• [DATA FOR THE TASK]
◇ ◇ ◇ ◇ ◇

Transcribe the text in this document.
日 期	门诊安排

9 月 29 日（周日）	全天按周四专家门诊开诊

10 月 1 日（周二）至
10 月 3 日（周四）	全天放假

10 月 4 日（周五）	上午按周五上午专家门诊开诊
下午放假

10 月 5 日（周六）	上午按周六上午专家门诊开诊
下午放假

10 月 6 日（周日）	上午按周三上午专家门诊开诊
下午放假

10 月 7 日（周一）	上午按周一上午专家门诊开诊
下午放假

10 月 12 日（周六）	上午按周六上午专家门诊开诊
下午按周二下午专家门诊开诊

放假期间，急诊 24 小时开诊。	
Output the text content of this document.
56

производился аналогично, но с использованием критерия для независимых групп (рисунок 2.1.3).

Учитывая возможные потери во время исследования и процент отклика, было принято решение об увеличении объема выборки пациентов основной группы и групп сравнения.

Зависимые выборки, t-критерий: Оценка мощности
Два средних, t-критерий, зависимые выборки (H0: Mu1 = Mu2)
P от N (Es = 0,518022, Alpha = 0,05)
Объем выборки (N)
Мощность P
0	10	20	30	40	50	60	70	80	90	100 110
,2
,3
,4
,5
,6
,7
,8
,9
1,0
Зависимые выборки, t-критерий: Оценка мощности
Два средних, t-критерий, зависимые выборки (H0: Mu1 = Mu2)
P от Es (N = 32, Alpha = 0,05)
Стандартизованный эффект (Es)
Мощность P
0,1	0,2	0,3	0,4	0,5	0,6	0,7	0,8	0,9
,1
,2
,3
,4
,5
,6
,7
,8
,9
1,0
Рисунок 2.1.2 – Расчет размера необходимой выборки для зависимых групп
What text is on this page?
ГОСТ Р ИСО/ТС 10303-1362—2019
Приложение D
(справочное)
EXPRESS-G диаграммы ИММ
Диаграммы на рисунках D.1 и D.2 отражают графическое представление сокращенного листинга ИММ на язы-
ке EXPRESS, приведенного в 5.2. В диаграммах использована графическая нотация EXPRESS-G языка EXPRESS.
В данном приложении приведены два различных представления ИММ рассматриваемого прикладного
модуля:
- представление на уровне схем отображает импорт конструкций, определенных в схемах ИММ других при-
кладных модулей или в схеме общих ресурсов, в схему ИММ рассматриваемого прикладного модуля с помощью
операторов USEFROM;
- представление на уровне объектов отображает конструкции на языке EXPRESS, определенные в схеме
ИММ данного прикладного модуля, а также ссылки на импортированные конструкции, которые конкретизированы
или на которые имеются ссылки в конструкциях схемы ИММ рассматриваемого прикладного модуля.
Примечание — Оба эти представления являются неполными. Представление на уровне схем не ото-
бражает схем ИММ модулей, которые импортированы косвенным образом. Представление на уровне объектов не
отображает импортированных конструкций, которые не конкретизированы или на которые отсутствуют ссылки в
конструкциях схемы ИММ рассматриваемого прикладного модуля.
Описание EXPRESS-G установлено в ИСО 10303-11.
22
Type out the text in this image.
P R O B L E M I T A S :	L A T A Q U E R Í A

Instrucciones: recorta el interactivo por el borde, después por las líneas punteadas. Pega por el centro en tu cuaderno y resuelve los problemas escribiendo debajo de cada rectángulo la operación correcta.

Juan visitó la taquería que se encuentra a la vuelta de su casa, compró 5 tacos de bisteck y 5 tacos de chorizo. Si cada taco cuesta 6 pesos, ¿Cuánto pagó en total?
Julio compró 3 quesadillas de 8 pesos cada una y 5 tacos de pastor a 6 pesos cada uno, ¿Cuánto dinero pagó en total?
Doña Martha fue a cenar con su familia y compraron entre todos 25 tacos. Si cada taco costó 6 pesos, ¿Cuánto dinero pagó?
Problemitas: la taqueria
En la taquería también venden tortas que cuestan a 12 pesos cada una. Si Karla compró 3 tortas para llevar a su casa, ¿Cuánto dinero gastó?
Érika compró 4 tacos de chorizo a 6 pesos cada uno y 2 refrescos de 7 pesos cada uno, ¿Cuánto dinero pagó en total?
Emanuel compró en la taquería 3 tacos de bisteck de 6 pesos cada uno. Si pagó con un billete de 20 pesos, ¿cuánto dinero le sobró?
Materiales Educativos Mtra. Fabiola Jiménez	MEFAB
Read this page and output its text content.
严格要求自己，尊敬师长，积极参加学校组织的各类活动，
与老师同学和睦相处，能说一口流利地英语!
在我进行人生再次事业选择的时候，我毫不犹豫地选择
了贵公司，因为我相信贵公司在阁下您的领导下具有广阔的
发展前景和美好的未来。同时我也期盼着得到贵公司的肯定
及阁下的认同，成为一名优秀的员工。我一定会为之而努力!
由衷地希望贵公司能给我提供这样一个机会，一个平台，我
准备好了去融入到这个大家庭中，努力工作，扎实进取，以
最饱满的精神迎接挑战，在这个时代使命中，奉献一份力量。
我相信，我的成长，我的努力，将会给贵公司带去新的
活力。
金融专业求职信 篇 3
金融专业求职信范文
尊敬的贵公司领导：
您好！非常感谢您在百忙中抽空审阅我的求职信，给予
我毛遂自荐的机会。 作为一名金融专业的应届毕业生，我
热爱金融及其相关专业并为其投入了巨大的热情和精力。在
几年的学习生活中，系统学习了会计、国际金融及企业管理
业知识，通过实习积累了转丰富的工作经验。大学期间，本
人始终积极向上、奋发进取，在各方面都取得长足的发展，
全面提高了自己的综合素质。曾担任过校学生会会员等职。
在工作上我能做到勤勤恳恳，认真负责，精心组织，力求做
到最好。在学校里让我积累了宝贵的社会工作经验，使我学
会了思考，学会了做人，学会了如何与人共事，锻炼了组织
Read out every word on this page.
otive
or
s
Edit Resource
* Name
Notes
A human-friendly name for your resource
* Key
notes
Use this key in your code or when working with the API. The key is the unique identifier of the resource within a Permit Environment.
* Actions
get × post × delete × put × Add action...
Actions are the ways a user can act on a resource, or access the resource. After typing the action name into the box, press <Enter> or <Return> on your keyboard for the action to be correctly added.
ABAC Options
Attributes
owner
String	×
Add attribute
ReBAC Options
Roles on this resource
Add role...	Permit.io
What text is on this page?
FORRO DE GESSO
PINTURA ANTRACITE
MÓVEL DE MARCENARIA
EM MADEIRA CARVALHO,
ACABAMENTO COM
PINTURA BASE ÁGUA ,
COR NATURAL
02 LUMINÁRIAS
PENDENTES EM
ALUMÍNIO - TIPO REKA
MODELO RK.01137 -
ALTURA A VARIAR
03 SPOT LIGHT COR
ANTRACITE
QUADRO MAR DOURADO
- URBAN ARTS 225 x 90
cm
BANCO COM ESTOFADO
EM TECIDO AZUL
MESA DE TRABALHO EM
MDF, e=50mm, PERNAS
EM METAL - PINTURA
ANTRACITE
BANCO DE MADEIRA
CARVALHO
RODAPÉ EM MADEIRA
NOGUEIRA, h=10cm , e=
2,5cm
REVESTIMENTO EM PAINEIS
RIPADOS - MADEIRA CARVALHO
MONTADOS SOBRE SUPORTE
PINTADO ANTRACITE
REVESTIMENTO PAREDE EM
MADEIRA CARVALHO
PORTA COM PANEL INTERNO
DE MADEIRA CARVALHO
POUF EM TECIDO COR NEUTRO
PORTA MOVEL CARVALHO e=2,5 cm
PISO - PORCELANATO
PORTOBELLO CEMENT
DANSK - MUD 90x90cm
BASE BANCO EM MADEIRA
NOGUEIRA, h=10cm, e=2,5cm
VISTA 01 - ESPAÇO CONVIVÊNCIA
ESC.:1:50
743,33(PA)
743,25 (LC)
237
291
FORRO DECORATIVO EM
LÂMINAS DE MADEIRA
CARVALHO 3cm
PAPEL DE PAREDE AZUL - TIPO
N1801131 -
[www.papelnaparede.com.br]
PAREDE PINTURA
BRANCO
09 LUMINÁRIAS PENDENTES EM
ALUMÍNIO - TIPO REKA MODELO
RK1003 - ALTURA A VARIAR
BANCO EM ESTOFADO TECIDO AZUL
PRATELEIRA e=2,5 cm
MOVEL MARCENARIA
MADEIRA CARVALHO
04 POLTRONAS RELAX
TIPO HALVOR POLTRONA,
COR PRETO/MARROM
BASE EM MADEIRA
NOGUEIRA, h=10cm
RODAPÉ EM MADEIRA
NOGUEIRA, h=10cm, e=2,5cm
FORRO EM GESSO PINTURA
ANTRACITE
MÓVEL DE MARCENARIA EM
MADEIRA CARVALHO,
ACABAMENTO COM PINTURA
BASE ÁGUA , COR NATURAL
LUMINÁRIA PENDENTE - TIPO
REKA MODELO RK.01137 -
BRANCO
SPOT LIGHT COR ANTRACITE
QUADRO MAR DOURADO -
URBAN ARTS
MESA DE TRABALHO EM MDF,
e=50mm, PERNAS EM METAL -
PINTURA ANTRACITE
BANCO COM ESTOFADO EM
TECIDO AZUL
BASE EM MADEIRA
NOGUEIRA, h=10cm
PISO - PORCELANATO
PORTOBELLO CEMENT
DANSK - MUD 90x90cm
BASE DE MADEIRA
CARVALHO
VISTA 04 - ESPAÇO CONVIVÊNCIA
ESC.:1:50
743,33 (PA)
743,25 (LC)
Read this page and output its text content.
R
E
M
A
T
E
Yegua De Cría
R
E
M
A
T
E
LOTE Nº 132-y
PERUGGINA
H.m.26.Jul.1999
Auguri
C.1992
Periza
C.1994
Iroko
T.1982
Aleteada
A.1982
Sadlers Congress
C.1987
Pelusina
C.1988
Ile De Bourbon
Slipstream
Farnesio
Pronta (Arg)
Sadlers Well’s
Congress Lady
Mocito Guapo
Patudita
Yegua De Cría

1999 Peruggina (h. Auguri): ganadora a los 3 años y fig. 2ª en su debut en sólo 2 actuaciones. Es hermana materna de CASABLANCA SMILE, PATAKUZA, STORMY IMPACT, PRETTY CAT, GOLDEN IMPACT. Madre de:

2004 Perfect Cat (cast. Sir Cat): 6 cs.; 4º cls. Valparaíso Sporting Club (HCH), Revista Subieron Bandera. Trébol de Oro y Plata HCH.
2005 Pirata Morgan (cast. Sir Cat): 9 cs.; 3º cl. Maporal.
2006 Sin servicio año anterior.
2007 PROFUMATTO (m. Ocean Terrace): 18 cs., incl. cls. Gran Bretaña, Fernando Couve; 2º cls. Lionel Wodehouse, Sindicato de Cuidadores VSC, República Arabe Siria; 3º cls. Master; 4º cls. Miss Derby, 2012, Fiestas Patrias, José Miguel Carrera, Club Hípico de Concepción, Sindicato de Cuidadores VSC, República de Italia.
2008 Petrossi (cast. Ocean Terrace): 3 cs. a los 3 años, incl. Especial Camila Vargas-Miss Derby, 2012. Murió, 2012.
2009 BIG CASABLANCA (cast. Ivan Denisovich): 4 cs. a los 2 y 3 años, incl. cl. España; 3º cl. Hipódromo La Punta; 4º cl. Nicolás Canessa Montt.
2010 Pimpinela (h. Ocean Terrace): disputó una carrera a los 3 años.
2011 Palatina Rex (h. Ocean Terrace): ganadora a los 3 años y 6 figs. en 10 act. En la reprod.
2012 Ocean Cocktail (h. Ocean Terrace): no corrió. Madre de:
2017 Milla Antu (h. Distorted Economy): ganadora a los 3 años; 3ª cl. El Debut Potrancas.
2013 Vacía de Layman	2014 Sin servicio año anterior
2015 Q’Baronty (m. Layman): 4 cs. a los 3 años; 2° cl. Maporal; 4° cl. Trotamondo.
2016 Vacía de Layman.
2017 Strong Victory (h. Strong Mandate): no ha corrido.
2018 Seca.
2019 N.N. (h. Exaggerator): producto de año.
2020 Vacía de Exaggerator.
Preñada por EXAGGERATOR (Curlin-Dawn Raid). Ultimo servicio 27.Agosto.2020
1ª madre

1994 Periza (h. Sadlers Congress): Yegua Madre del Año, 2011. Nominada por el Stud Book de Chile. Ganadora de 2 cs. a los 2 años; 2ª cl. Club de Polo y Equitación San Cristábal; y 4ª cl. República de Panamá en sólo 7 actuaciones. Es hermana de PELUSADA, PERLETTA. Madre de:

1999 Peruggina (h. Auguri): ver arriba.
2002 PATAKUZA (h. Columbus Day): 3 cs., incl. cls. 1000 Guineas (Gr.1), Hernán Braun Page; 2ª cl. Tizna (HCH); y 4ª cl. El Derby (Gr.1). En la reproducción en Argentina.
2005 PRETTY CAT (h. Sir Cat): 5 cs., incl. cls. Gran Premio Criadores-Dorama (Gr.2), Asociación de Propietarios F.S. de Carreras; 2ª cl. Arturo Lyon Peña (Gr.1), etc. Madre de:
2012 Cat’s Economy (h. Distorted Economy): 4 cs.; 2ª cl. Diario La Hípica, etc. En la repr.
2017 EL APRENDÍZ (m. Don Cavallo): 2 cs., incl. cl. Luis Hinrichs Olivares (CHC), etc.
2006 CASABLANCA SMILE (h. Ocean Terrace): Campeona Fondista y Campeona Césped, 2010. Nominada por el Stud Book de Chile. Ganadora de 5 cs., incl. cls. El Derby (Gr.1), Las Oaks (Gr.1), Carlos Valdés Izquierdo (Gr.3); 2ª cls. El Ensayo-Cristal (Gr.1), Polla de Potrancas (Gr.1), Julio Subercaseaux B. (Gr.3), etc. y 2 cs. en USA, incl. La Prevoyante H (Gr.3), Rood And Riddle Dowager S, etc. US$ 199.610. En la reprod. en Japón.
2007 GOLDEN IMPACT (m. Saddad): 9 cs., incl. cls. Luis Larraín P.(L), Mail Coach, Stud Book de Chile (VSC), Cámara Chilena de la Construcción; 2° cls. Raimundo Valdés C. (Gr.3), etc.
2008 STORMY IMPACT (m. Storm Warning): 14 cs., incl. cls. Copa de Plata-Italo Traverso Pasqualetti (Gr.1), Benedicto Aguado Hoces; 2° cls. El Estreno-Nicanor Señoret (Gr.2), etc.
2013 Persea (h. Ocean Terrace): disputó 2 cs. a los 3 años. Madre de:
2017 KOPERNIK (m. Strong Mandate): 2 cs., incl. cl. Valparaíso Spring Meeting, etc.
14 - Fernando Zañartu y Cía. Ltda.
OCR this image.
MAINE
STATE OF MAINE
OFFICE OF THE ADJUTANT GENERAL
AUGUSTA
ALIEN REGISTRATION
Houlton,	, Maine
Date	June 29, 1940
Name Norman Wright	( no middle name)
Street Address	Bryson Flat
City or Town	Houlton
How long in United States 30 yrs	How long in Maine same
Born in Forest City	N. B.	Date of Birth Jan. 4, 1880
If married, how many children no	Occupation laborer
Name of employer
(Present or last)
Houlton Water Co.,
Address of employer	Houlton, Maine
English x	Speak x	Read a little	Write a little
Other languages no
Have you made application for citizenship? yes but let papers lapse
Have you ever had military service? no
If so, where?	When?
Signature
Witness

◇ ◇ ◇ ◇ ◇

• [YOUR GOAL]
Pick out and copy the lines of the entries that hold the string "EXPRESS".

• [SOLUTION TO THIS EXERCISE]
EXPRESS-G диаграммы ИММ
ке EXPRESS, приведенного в 5.2. В диаграммах использована графическая нотация EXPRESS-G языка EXPRESS.
- представление на уровне объектов отображает конструкции на языке EXPRESS, определенные в схеме
Описание EXPRESS-G установлено в ИСО 10303-11.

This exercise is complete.